Stored data entries
--- Start ---

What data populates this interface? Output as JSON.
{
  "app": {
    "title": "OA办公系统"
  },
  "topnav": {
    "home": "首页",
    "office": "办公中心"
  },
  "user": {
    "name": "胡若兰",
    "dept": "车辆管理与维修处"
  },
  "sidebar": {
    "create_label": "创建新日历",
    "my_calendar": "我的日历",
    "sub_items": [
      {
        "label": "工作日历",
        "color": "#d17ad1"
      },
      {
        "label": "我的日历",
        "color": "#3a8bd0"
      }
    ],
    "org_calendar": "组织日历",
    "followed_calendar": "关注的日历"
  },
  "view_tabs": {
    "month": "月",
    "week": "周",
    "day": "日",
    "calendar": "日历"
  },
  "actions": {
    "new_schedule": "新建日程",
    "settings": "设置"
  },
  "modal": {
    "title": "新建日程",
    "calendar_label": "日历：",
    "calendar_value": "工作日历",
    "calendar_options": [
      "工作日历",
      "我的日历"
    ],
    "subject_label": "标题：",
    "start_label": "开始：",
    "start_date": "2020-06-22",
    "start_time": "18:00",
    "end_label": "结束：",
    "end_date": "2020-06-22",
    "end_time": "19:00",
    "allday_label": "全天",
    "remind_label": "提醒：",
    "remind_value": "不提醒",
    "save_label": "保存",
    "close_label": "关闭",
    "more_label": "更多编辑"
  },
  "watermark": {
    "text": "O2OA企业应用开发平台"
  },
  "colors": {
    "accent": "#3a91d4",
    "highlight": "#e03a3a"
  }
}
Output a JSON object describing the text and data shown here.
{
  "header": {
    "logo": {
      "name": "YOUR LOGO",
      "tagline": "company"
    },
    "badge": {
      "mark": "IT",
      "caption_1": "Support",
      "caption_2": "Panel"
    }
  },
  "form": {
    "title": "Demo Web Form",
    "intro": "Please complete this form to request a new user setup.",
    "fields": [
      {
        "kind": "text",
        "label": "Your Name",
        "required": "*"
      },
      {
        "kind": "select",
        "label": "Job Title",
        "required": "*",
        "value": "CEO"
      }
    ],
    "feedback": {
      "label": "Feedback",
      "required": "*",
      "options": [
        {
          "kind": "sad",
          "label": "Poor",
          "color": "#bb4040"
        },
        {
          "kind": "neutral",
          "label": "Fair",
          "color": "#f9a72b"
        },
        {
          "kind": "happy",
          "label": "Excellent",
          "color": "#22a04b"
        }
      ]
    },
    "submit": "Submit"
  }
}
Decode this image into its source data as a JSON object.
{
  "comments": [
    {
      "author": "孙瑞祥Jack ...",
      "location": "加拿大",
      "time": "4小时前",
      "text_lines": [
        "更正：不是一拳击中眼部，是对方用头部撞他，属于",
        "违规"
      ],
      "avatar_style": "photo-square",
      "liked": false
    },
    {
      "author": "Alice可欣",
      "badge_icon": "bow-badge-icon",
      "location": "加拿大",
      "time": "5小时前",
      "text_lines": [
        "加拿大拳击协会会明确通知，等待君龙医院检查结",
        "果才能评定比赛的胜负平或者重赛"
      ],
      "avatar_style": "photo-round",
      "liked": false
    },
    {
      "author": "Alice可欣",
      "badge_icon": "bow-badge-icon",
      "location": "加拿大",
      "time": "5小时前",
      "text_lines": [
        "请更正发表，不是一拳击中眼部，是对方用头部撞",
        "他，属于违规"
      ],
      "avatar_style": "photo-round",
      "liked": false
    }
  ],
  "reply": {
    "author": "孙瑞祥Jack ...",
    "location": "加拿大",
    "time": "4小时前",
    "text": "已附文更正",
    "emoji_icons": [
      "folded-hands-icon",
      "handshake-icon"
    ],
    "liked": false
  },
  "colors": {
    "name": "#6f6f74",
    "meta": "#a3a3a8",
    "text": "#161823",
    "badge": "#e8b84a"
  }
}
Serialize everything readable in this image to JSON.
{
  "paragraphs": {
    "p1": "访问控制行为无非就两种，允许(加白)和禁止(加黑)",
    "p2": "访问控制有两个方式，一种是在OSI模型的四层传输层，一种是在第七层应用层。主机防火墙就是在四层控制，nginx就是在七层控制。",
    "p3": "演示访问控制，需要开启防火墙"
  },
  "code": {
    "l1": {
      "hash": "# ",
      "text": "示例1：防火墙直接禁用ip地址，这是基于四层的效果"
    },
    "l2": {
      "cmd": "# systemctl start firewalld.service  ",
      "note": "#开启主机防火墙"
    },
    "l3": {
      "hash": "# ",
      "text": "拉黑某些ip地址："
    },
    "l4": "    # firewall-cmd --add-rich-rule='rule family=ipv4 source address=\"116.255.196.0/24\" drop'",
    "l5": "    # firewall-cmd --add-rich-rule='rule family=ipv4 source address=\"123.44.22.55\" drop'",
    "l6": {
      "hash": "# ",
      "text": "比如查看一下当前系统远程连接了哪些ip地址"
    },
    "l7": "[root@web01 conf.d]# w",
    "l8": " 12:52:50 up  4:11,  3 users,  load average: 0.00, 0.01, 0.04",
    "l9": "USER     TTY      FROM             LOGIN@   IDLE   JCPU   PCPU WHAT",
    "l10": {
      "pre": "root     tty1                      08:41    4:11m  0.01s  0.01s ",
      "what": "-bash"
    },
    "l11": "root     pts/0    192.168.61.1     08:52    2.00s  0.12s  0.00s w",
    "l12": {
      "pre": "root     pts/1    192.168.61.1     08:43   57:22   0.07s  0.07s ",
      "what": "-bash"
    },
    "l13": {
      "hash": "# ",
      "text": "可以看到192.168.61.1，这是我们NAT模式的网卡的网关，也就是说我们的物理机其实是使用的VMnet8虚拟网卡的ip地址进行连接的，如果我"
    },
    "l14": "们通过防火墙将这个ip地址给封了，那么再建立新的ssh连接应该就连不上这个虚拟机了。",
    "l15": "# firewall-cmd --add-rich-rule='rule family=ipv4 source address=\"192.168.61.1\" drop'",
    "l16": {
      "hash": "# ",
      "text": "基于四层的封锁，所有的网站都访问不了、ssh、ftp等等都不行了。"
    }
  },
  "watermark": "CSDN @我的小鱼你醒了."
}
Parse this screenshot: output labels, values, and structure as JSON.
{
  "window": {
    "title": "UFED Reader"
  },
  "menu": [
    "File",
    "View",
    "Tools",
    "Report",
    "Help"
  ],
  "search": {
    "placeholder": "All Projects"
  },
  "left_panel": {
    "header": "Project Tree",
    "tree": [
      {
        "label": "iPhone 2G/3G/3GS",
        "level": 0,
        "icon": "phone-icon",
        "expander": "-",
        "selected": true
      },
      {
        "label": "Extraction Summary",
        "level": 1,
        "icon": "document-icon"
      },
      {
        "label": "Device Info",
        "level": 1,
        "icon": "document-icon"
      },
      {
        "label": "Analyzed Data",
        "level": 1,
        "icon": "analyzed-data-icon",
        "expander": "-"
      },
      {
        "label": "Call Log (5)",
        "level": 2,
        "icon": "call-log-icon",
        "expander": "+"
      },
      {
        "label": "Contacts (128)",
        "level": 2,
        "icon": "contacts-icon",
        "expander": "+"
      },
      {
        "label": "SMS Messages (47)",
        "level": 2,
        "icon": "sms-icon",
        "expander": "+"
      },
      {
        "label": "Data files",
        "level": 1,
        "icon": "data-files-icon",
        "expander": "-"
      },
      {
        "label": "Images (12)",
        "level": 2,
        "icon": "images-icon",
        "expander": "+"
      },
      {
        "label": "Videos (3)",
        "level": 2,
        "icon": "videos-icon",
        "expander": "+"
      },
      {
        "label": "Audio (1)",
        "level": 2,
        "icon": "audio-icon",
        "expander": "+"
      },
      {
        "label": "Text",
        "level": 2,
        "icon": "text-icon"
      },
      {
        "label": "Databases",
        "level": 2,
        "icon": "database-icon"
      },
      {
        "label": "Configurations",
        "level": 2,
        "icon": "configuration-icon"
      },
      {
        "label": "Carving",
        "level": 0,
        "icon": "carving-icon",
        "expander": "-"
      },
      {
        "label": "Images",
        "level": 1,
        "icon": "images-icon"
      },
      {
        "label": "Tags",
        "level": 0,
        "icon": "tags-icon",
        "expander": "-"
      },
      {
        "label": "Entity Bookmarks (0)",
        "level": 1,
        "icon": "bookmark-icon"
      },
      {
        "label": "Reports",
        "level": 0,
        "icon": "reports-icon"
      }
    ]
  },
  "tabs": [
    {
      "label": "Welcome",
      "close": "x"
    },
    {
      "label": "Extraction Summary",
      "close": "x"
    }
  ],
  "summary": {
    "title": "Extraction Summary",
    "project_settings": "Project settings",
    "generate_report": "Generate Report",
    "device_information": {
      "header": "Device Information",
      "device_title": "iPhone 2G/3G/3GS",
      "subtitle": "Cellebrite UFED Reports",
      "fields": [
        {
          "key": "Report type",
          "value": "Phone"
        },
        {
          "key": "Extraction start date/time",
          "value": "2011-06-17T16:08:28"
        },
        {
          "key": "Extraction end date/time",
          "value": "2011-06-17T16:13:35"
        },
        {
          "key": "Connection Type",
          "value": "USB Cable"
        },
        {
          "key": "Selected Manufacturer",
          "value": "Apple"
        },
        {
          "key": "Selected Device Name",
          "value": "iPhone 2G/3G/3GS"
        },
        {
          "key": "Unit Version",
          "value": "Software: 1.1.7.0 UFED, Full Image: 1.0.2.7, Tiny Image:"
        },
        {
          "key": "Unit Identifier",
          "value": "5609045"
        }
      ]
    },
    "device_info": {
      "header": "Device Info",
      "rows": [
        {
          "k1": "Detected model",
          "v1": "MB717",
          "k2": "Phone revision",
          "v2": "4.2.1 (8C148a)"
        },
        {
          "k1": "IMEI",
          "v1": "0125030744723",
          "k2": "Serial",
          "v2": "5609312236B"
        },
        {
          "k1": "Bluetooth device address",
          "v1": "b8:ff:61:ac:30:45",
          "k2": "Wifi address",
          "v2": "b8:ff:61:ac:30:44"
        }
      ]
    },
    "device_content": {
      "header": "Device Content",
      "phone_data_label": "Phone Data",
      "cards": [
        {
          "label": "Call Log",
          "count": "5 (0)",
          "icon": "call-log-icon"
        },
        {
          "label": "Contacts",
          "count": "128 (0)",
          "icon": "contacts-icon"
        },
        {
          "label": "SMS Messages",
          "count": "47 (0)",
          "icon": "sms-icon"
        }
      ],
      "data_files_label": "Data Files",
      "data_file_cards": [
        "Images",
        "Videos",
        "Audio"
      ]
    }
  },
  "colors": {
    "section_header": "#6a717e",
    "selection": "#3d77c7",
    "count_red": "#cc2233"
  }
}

--- End ---

Problem: Write the number of lines containing the word "family" and nothing besides it.

Solution for this problem: 3